Postawione zadanie: Przepisz dosłownie wszystkie poniższe rekordy, pomijając w odpowiedzi obrazy.

------ Rekordy do ćwiczenia

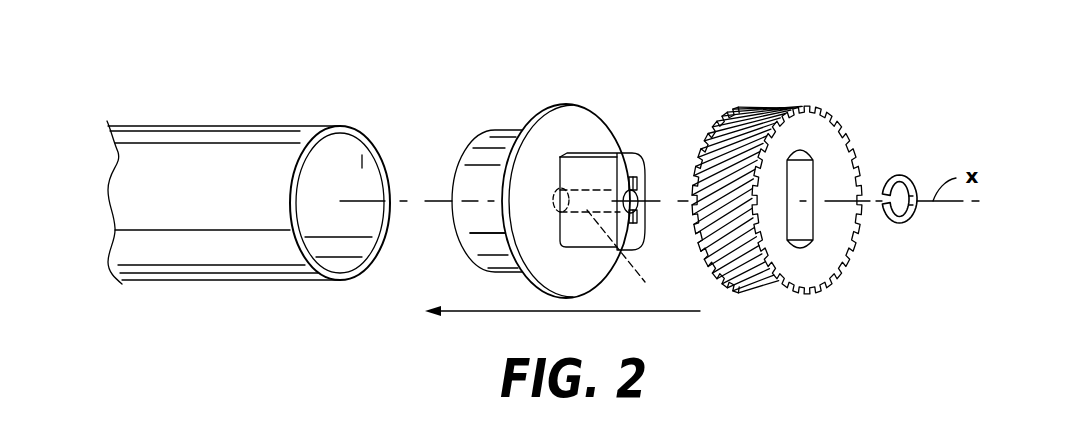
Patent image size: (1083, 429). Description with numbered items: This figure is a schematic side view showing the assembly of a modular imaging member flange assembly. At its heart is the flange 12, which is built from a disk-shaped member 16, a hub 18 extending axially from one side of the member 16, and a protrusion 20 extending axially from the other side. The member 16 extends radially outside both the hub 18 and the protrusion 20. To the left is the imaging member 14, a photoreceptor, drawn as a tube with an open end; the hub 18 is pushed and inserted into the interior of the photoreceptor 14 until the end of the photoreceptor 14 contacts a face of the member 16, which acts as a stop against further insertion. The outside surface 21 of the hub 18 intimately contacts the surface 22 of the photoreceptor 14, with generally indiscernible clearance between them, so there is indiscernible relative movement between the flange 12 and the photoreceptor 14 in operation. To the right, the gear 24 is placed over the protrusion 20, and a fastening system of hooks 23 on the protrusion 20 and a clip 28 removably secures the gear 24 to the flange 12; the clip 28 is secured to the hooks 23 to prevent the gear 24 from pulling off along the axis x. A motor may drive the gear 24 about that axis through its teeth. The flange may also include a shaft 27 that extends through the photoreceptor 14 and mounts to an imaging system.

The flange 12 is at (550, 50).
The imaging member 14 is at (208, 135).
The member 16 is at (577, 124).
The hub 18 is at (498, 120).
The protrusion 20 is at (630, 158).
The outside surface 21 is at (474, 220).
The surface 22 is at (367, 166).
The hooks 23 is at (640, 216).
The gear 24 is at (843, 160).
The shaft 27 is at (635, 256).
The clip 28 is at (889, 225).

------------

Wynik ćwiczenia:
Patent image size: (1083, 429). Description with numbered items: This figure is a schematic side view showing the assembly of a modular imaging member flange assembly. At its heart is the flange 12, which is built from a disk-shaped member 16, a hub 18 extending axially from one side of the member 16, and a protrusion 20 extending axially from the other side. The member 16 extends radially outside both the hub 18 and the protrusion 20. To the left is the imaging member 14, a photoreceptor, drawn as a tube with an open end; the hub 18 is pushed and inserted into the interior of the photoreceptor 14 until the end of the photoreceptor 14 contacts a face of the member 16, which acts as a stop against further insertion. The outside surface 21 of the hub 18 intimately contacts the surface 22 of the photoreceptor 14, with generally indiscernible clearance between them, so there is indiscernible relative movement between the flange 12 and the photoreceptor 14 in operation. To the right, the gear 24 is placed over the protrusion 20, and a fastening system of hooks 23 on the protrusion 20 and a clip 28 removably secures the gear 24 to the flange 12; the clip 28 is secured to the hooks 23 to prevent the gear 24 from pulling off along the axis x. A motor may drive the gear 24 about that axis through its teeth. The flange may also include a shaft 27 that extends through the photoreceptor 14 and mounts to an imaging system.

The flange 12 is at (550, 50).
The imaging member 14 is at (208, 135).
The member 16 is at (577, 124).
The hub 18 is at (498, 120).
The protrusion 20 is at (630, 158).
The outside surface 21 is at (474, 220).
The surface 22 is at (367, 166).
The hooks 23 is at (640, 216).
The gear 24 is at (843, 160).
The shaft 27 is at (635, 256).
The clip 28 is at (889, 225).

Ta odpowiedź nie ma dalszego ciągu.